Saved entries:
....

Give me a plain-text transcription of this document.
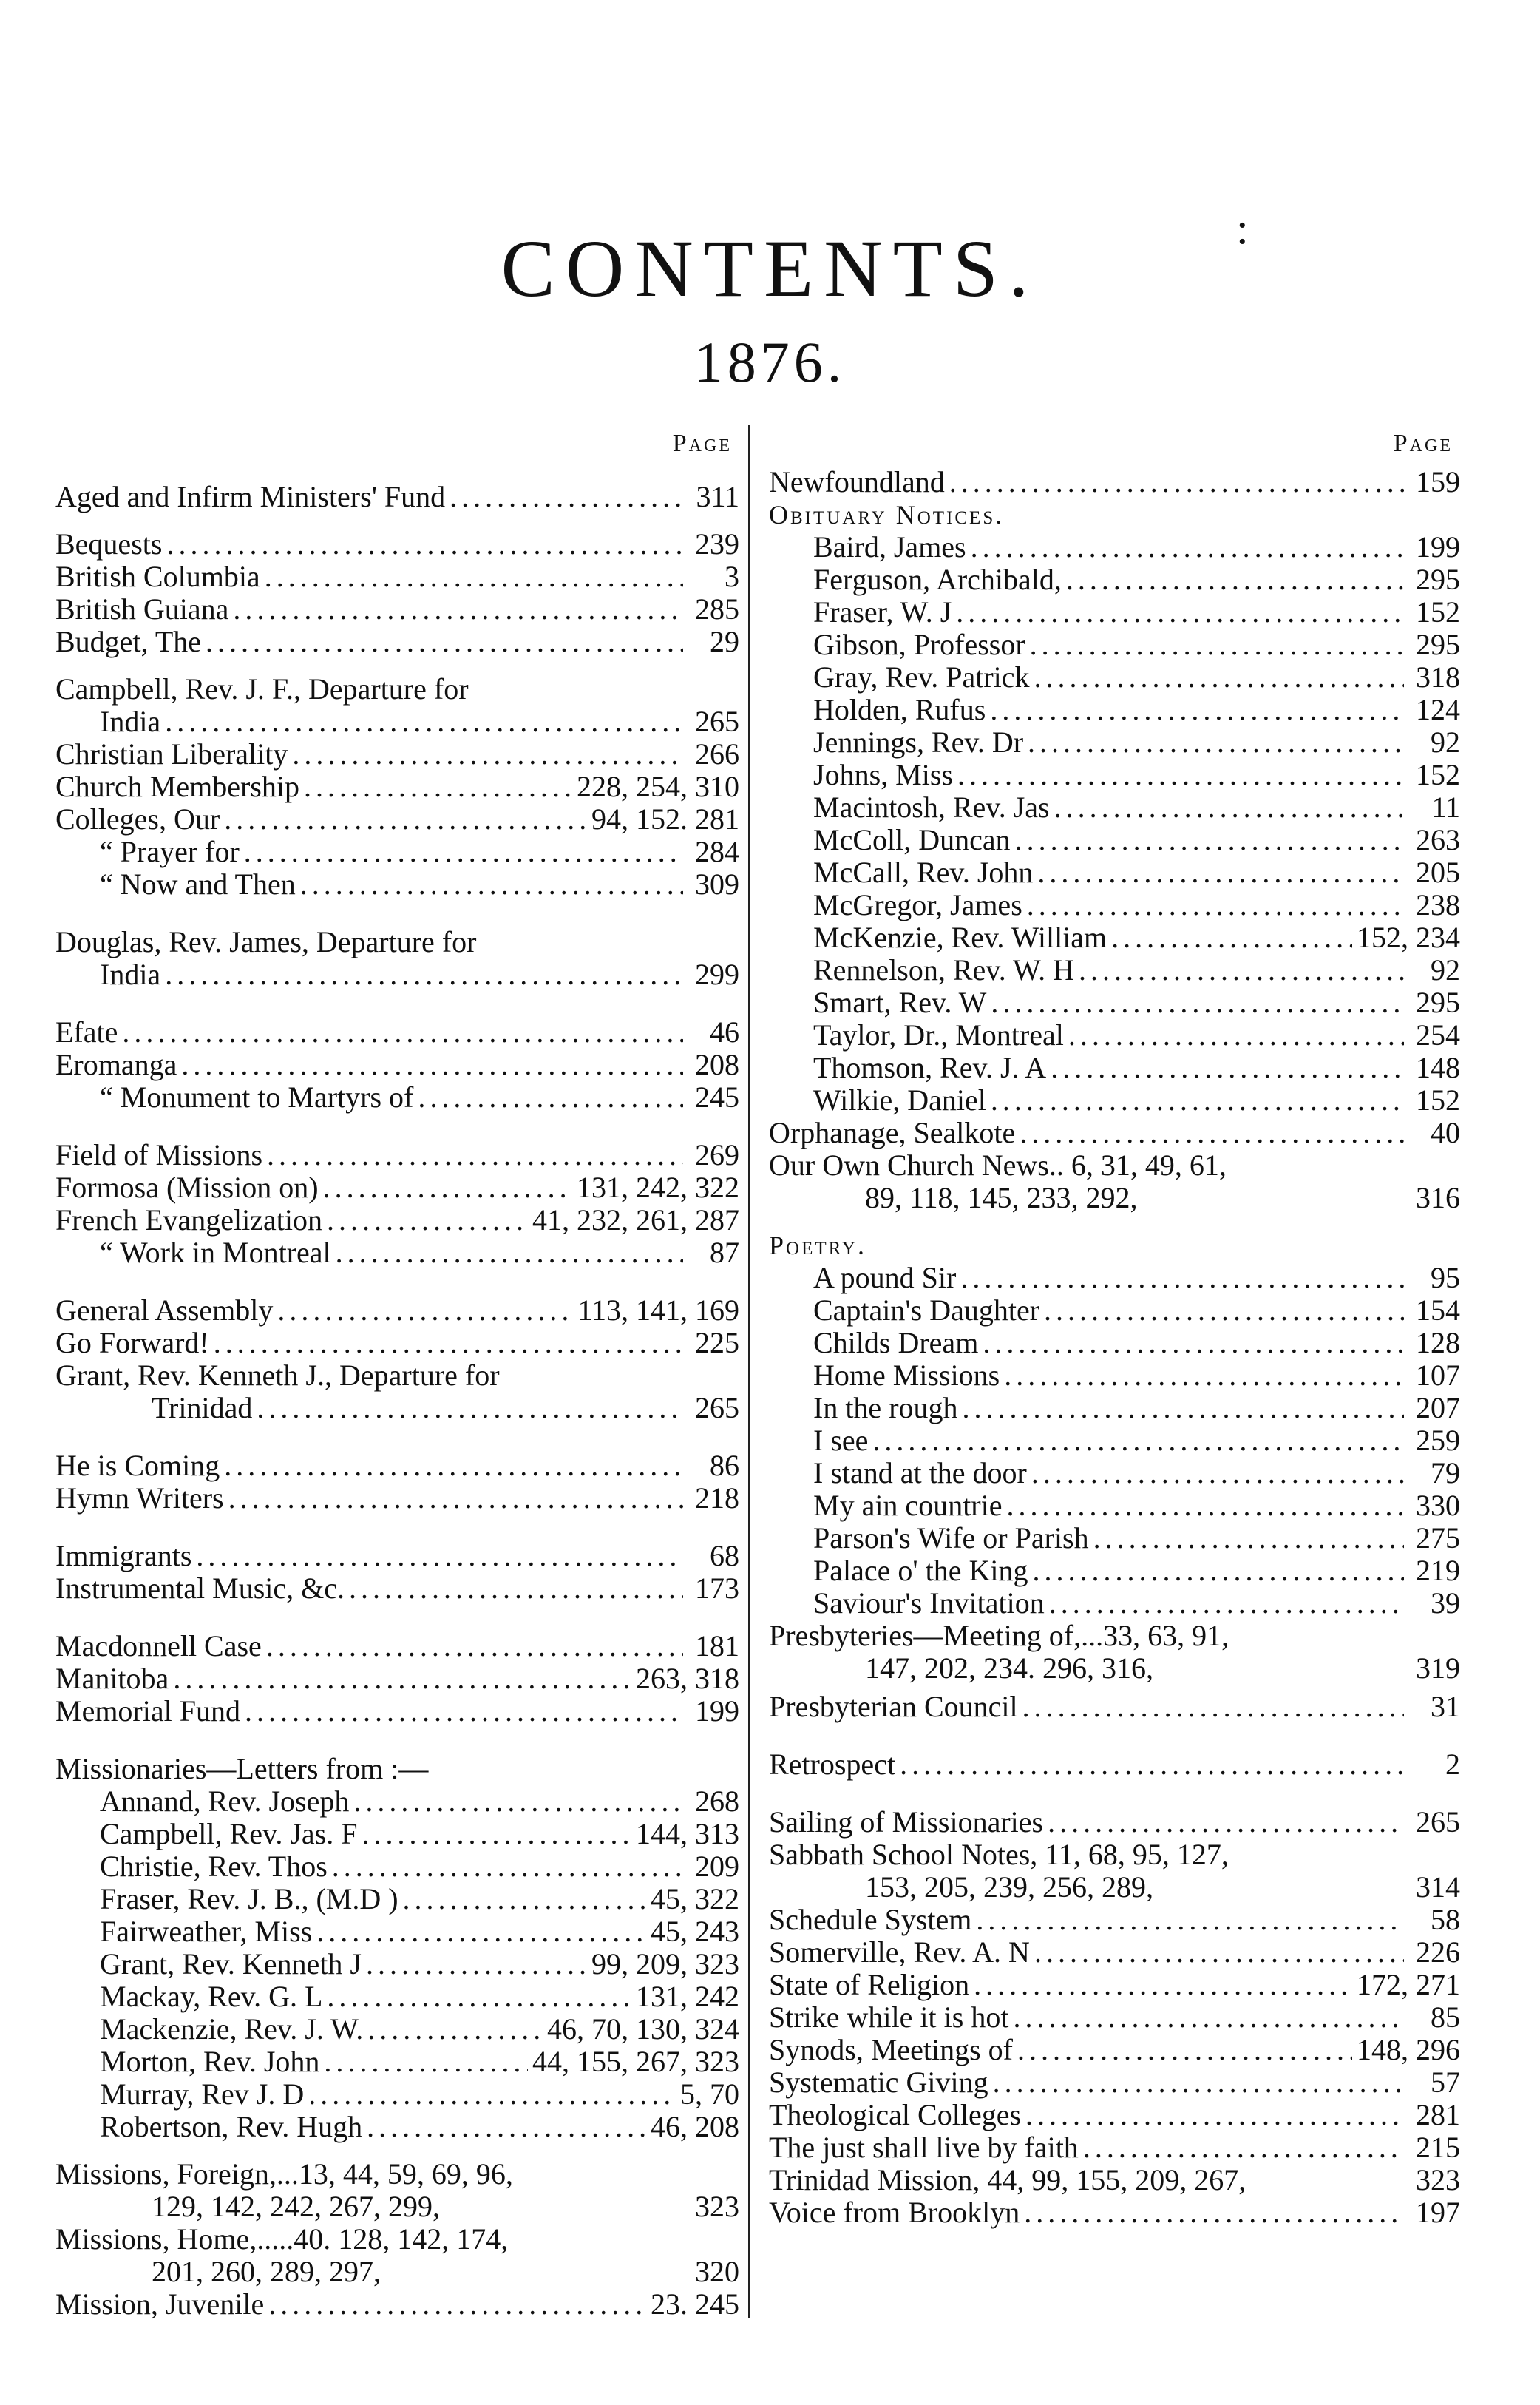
:
CONTENTS.
1876.
Page
Aged and Infirm Ministers' Fund .....	311
Bequests .....	239
British Columbia .....	3
British Guiana .....	285
Budget, The .....	29
Campbell, Rev. J. F., Departure for
India .....	265
Christian Liberality .....	266
Church Membership .....	228, 254, 310
Colleges, Our .....	94, 152. 281
“ Prayer for .....	284
“ Now and Then .....	309
Douglas, Rev. James, Departure for
India .....	299
Efate .....	46
Eromanga .....	208
“ Monument to Martyrs of .....	245
Field of Missions .....	269
Formosa (Mission on) .....	131, 242, 322
French Evangelization .....	41, 232, 261, 287
“ Work in Montreal .....	87
General Assembly .....	113, 141, 169
Go Forward! .....	225
Grant, Rev. Kenneth J., Departure for
Trinidad .....	265
He is Coming .....	86
Hymn Writers .....	218
Immigrants .....	68
Instrumental Music, &c. .....	173
Macdonnell Case .....	181
Manitoba .....	263, 318
Memorial Fund .....	199
Missionaries—Letters from :—
Annand, Rev. Joseph .....	268
Campbell, Rev. Jas. F .....	144, 313
Christie, Rev. Thos .....	209
Fraser, Rev. J. B., (M.D ) .....	45, 322
Fairweather, Miss .....	45, 243
Grant, Rev. Kenneth J .....	99, 209, 323
Mackay, Rev. G. L .....	131, 242
Mackenzie, Rev. J. W. .....	46, 70, 130, 324
Morton, Rev. John .....	44, 155, 267, 323
Murray, Rev J. D .....	5, 70
Robertson, Rev. Hugh .....	46, 208
Missions, Foreign,...13, 44, 59, 69, 96,
129, 142, 242, 267, 299,	323
Missions, Home,.....40. 128, 142, 174,
201, 260, 289, 297,	320
Mission, Juvenile .....	23. 245
Page
Newfoundland .....	159
Obituary Notices.
Baird, James .....	199
Ferguson, Archibald, .....	295
Fraser, W. J .....	152
Gibson, Professor .....	295
Gray, Rev. Patrick .....	318
Holden, Rufus .....	124
Jennings, Rev. Dr .....	92
Johns, Miss .....	152
Macintosh, Rev. Jas .....	11
McColl, Duncan .....	263
McCall, Rev. John .....	205
McGregor, James .....	238
McKenzie, Rev. William .....	152, 234
Rennelson, Rev. W. H .....	92
Smart, Rev. W .....	295
Taylor, Dr., Montreal .....	254
Thomson, Rev. J. A .....	148
Wilkie, Daniel .....	152
Orphanage, Sealkote .....	40
Our Own Church News.. 6, 31, 49, 61,
89, 118, 145, 233, 292,	316
Poetry.
A pound Sir .....	95
Captain's Daughter .....	154
Childs Dream .....	128
Home Missions .....	107
In the rough .....	207
I see .....	259
I stand at the door .....	79
My ain countrie .....	330
Parson's Wife or Parish .....	275
Palace o' the King .....	219
Saviour's Invitation .....	39
Presbyteries—Meeting of,...33, 63, 91,
147, 202, 234. 296, 316,	319
Presbyterian Council .....	31
Retrospect .....	2
Sailing of Missionaries .....	265
Sabbath School Notes, 11, 68, 95, 127,
153, 205, 239, 256, 289,	314
Schedule System .....	58
Somerville, Rev. A. N .....	226
State of Religion .....	172, 271
Strike while it is hot .....	85
Synods, Meetings of .....	148, 296
Systematic Giving .....	57
Theological Colleges .....	281
The just shall live by faith .....	215
Trinidad Mission, 44, 99, 155, 209, 267,	323
Voice from Brooklyn .....	197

....

Your task ▸
All of the material above is to be copied exactly, except for its images.

Response to this task ▸
Give me a plain-text transcription of this document.
:
CONTENTS.
1876.
Page
Aged and Infirm Ministers' Fund .....	311
Bequests .....	239
British Columbia .....	3
British Guiana .....	285
Budget, The .....	29
Campbell, Rev. J. F., Departure for
India .....	265
Christian Liberality .....	266
Church Membership .....	228, 254, 310
Colleges, Our .....	94, 152. 281
“ Prayer for .....	284
“ Now and Then .....	309
Douglas, Rev. James, Departure for
India .....	299
Efate .....	46
Eromanga .....	208
“ Monument to Martyrs of .....	245
Field of Missions .....	269
Formosa (Mission on) .....	131, 242, 322
French Evangelization .....	41, 232, 261, 287
“ Work in Montreal .....	87
General Assembly .....	113, 141, 169
Go Forward! .....	225
Grant, Rev. Kenneth J., Departure for
Trinidad .....	265
He is Coming .....	86
Hymn Writers .....	218
Immigrants .....	68
Instrumental Music, &c. .....	173
Macdonnell Case .....	181
Manitoba .....	263, 318
Memorial Fund .....	199
Missionaries—Letters from :—
Annand, Rev. Joseph .....	268
Campbell, Rev. Jas. F .....	144, 313
Christie, Rev. Thos .....	209
Fraser, Rev. J. B., (M.D ) .....	45, 322
Fairweather, Miss .....	45, 243
Grant, Rev. Kenneth J .....	99, 209, 323
Mackay, Rev. G. L .....	131, 242
Mackenzie, Rev. J. W. .....	46, 70, 130, 324
Morton, Rev. John .....	44, 155, 267, 323
Murray, Rev J. D .....	5, 70
Robertson, Rev. Hugh .....	46, 208
Missions, Foreign,...13, 44, 59, 69, 96,
129, 142, 242, 267, 299,	323
Missions, Home,.....40. 128, 142, 174,
201, 260, 289, 297,	320
Mission, Juvenile .....	23. 245
Page
Newfoundland .....	159
Obituary Notices.
Baird, James .....	199
Ferguson, Archibald, .....	295
Fraser, W. J .....	152
Gibson, Professor .....	295
Gray, Rev. Patrick .....	318
Holden, Rufus .....	124
Jennings, Rev. Dr .....	92
Johns, Miss .....	152
Macintosh, Rev. Jas .....	11
McColl, Duncan .....	263
McCall, Rev. John .....	205
McGregor, James .....	238
McKenzie, Rev. William .....	152, 234
Rennelson, Rev. W. H .....	92
Smart, Rev. W .....	295
Taylor, Dr., Montreal .....	254
Thomson, Rev. J. A .....	148
Wilkie, Daniel .....	152
Orphanage, Sealkote .....	40
Our Own Church News.. 6, 31, 49, 61,
89, 118, 145, 233, 292,	316
Poetry.
A pound Sir .....	95
Captain's Daughter .....	154
Childs Dream .....	128
Home Missions .....	107
In the rough .....	207
I see .....	259
I stand at the door .....	79
My ain countrie .....	330
Parson's Wife or Parish .....	275
Palace o' the King .....	219
Saviour's Invitation .....	39
Presbyteries—Meeting of,...33, 63, 91,
147, 202, 234. 296, 316,	319
Presbyterian Council .....	31
Retrospect .....	2
Sailing of Missionaries .....	265
Sabbath School Notes, 11, 68, 95, 127,
153, 205, 239, 256, 289,	314
Schedule System .....	58
Somerville, Rev. A. N .....	226
State of Religion .....	172, 271
Strike while it is hot .....	85
Synods, Meetings of .....	148, 296
Systematic Giving .....	57
Theological Colleges .....	281
The just shall live by faith .....	215
Trinidad Mission, 44, 99, 155, 209, 267,	323
Voice from Brooklyn .....	197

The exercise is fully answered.